**Exercise instructions:**
Looking at the data below, count the lines that contain the string "Medium". Write only the total.

= = = = =

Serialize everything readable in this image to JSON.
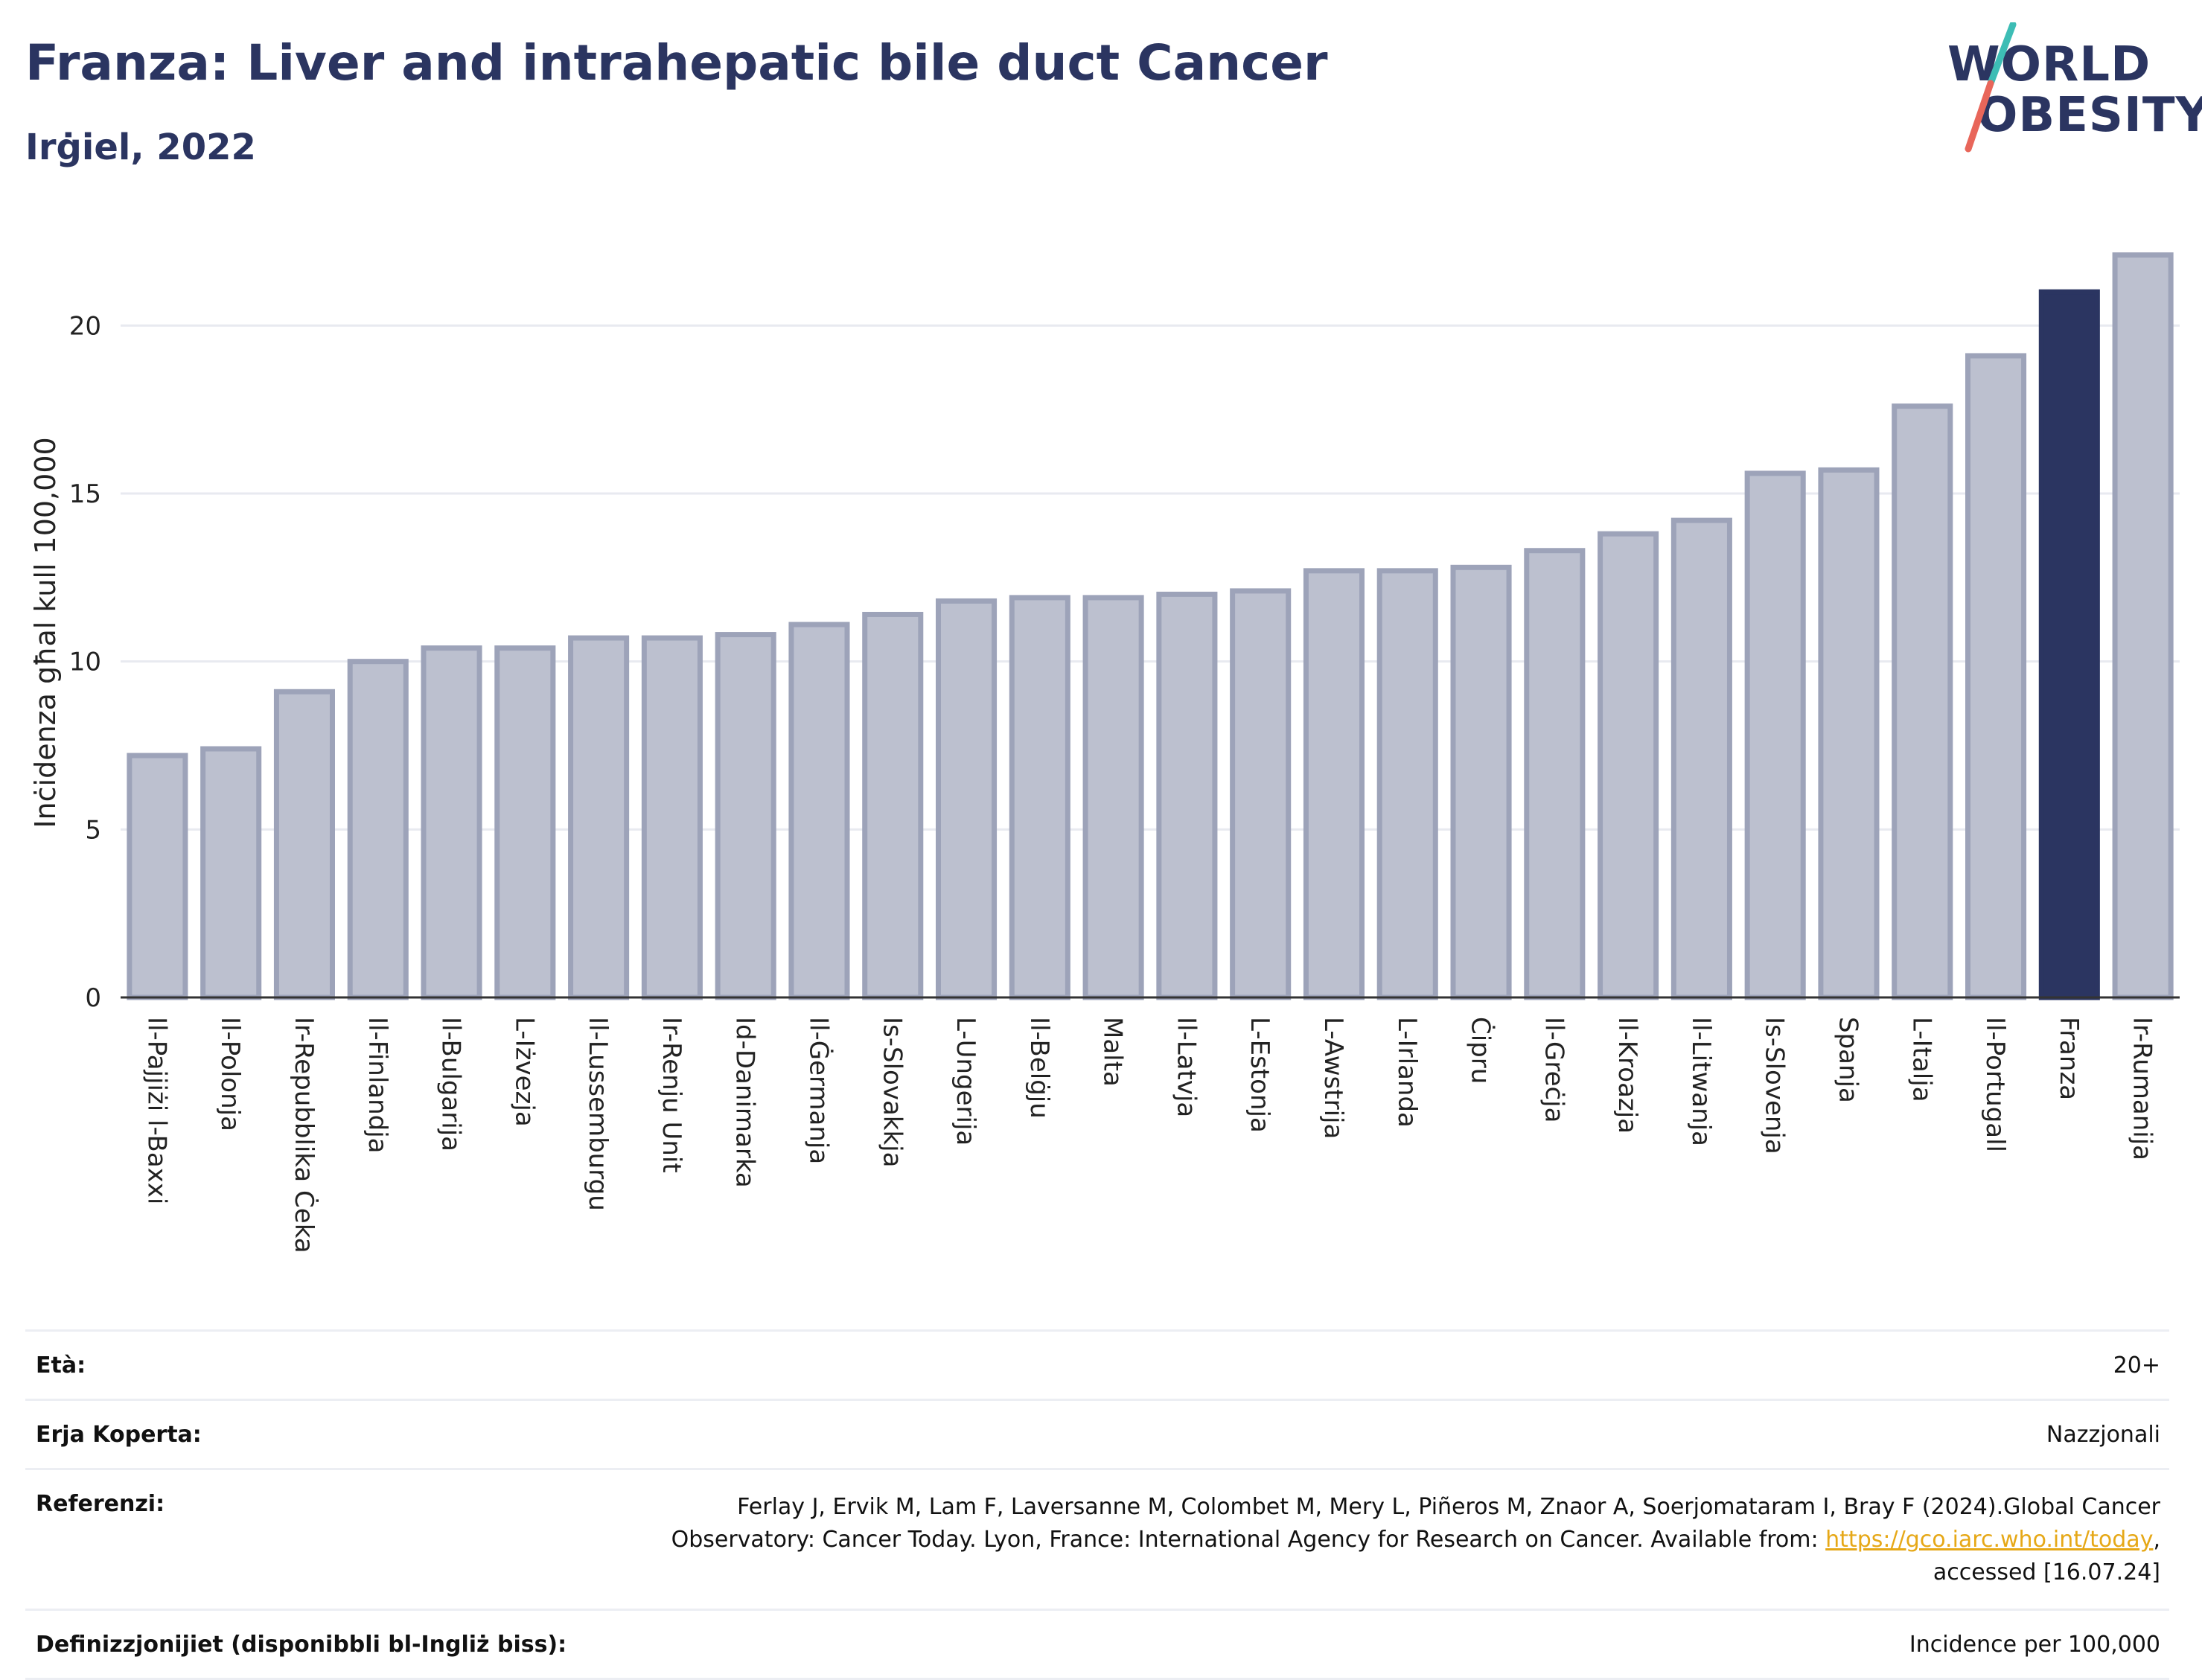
{
  "header": {
    "title": "Franza: Liver and intrahepatic bile duct Cancer",
    "subtitle": "Irġiel, 2022"
  },
  "logo": {
    "line1": "WORLD",
    "line2": "OBESITY",
    "colors": {
      "text": "#2b3561",
      "slash_top": "#3dbdb5",
      "slash_bottom": "#e8665a"
    }
  },
  "chart_data": {
    "type": "bar",
    "ylabel": "Inċidenza għal kull 100,000",
    "xlabel": "",
    "ylim": [
      0,
      22.6
    ],
    "yticks": [
      0,
      5,
      10,
      15,
      20
    ],
    "grid": true,
    "highlight": "Franza",
    "colors": {
      "bar": "#bcc0cf",
      "bar_border": "#9da3b9",
      "highlight": "#2b3561",
      "grid": "#e8eaf0",
      "axis": "#333333"
    },
    "categories": [
      "Il-Pajjiżi l-Baxxi",
      "Il-Polonja",
      "Ir-Repubblika Ċeka",
      "Il-Finlandja",
      "Il-Bulgarija",
      "L-Iżvezja",
      "Il-Lussemburgu",
      "Ir-Renju Unit",
      "Id-Danimarka",
      "Il-Ġermanja",
      "Is-Slovakkja",
      "L-Ungerija",
      "Il-Belġju",
      "Malta",
      "Il-Latvja",
      "L-Estonja",
      "L-Awstrija",
      "L-Irlanda",
      "Ċipru",
      "Il-Greċja",
      "Il-Kroazja",
      "Il-Litwanja",
      "Is-Slovenja",
      "Spanja",
      "L-Italja",
      "Il-Portugall",
      "Franza",
      "Ir-Rumanija"
    ],
    "values": [
      7.2,
      7.4,
      9.1,
      10.0,
      10.4,
      10.4,
      10.7,
      10.7,
      10.8,
      11.1,
      11.4,
      11.8,
      11.9,
      11.9,
      12.0,
      12.1,
      12.7,
      12.7,
      12.8,
      13.3,
      13.8,
      14.2,
      15.6,
      15.7,
      17.6,
      19.1,
      21.0,
      22.1
    ]
  },
  "meta": [
    {
      "label": "Età:",
      "value": "20+"
    },
    {
      "label": "Erja Koperta:",
      "value": "Nazzjonali"
    },
    {
      "label": "Referenzi:",
      "value_line1": "Ferlay J, Ervik M, Lam F, Laversanne M, Colombet M, Mery L, Piñeros M, Znaor A, Soerjomataram I, Bray F (2024).Global Cancer",
      "value_line2_pre": "Observatory: Cancer Today. Lyon, France: International Agency for Research on Cancer. Available from: ",
      "link": "https://gco.iarc.who.int/today",
      "value_line2_post": ",",
      "value_line3": "accessed [16.07.24]"
    },
    {
      "label": "Definizzjonijiet (disponibbli bl-Ingliż biss):",
      "value": "Incidence per 100,000"
    }
  ]
}
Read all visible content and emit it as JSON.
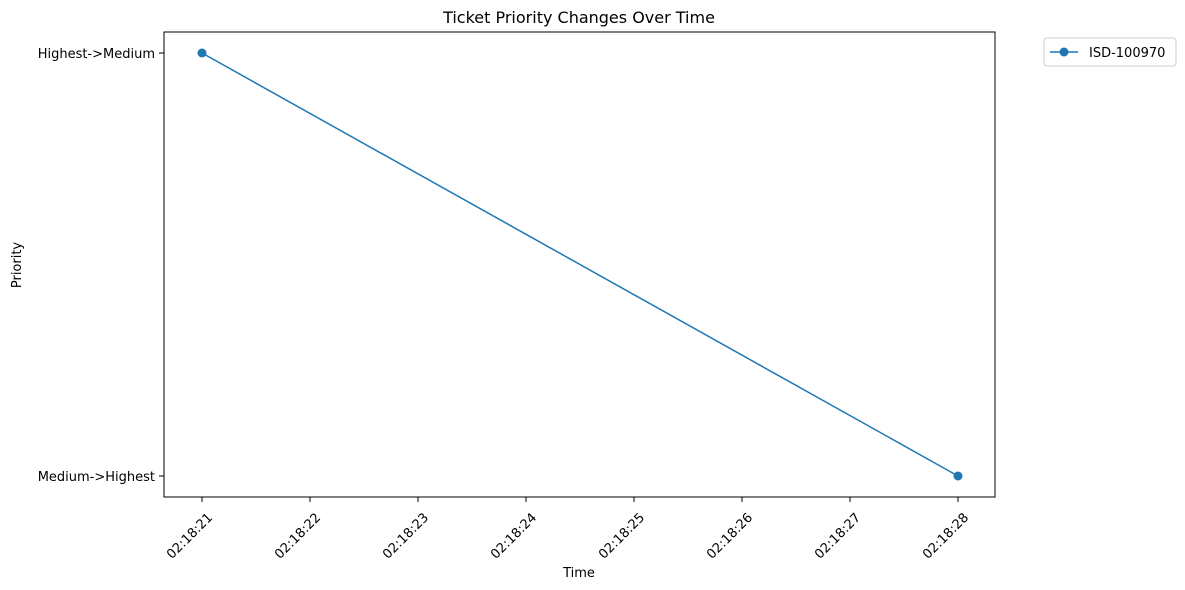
{
  "chart_data": {
    "type": "line",
    "title": "Ticket Priority Changes Over Time",
    "xlabel": "Time",
    "ylabel": "Priority",
    "x_ticks": [
      "02:18:21",
      "02:18:22",
      "02:18:23",
      "02:18:24",
      "02:18:25",
      "02:18:26",
      "02:18:27",
      "02:18:28"
    ],
    "y_categories": [
      "Medium->Highest",
      "Highest->Medium"
    ],
    "grid": false,
    "legend_placement": "outside-top-right",
    "series": [
      {
        "name": "ISD-100970",
        "color": "#1f77b4",
        "marker": "circle",
        "x": [
          "02:18:21",
          "02:18:28"
        ],
        "y": [
          "Highest->Medium",
          "Medium->Highest"
        ]
      }
    ]
  }
}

= = = = =

**Reply to the task:**
4